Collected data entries

┌────────

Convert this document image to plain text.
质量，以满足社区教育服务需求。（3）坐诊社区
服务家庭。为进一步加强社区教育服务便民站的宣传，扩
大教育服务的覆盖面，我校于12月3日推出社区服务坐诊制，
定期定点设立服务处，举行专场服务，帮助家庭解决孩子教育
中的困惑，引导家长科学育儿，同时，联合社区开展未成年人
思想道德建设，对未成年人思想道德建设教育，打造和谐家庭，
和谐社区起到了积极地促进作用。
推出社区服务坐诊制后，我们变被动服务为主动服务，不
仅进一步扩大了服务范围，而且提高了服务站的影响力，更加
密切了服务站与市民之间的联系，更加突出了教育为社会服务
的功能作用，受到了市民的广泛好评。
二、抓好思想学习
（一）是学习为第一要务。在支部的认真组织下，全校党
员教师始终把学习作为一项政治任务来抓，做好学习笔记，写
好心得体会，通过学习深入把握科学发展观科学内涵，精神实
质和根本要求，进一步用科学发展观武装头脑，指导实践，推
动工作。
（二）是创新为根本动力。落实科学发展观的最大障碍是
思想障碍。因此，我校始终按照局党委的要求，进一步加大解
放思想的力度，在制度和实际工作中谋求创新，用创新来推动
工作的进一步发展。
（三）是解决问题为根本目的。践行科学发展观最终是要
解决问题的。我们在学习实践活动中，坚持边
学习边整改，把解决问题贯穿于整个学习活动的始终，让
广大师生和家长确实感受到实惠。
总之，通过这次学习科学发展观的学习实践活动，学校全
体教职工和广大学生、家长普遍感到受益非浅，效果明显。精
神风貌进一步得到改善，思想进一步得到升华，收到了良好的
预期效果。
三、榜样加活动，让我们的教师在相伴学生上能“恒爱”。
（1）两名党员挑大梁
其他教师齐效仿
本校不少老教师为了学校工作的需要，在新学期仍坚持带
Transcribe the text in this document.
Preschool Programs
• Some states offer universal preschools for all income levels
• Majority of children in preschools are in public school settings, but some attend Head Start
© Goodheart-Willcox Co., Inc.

└────────

The task →
Provide an exact reproduction of all the entries shown above.

Solution →
Convert this document image to plain text.
质量，以满足社区教育服务需求。（3）坐诊社区
服务家庭。为进一步加强社区教育服务便民站的宣传，扩
大教育服务的覆盖面，我校于12月3日推出社区服务坐诊制，
定期定点设立服务处，举行专场服务，帮助家庭解决孩子教育
中的困惑，引导家长科学育儿，同时，联合社区开展未成年人
思想道德建设，对未成年人思想道德建设教育，打造和谐家庭，
和谐社区起到了积极地促进作用。
推出社区服务坐诊制后，我们变被动服务为主动服务，不
仅进一步扩大了服务范围，而且提高了服务站的影响力，更加
密切了服务站与市民之间的联系，更加突出了教育为社会服务
的功能作用，受到了市民的广泛好评。
二、抓好思想学习
（一）是学习为第一要务。在支部的认真组织下，全校党
员教师始终把学习作为一项政治任务来抓，做好学习笔记，写
好心得体会，通过学习深入把握科学发展观科学内涵，精神实
质和根本要求，进一步用科学发展观武装头脑，指导实践，推
动工作。
（二）是创新为根本动力。落实科学发展观的最大障碍是
思想障碍。因此，我校始终按照局党委的要求，进一步加大解
放思想的力度，在制度和实际工作中谋求创新，用创新来推动
工作的进一步发展。
（三）是解决问题为根本目的。践行科学发展观最终是要
解决问题的。我们在学习实践活动中，坚持边
学习边整改，把解决问题贯穿于整个学习活动的始终，让
广大师生和家长确实感受到实惠。
总之，通过这次学习科学发展观的学习实践活动，学校全
体教职工和广大学生、家长普遍感到受益非浅，效果明显。精
神风貌进一步得到改善，思想进一步得到升华，收到了良好的
预期效果。
三、榜样加活动，让我们的教师在相伴学生上能“恒爱”。
（1）两名党员挑大梁
其他教师齐效仿
本校不少老教师为了学校工作的需要，在新学期仍坚持带
Transcribe the text in this document.
Preschool Programs
• Some states offer universal preschools for all income levels
• Majority of children in preschools are in public school settings, but some attend Head Start
© Goodheart-Willcox Co., Inc.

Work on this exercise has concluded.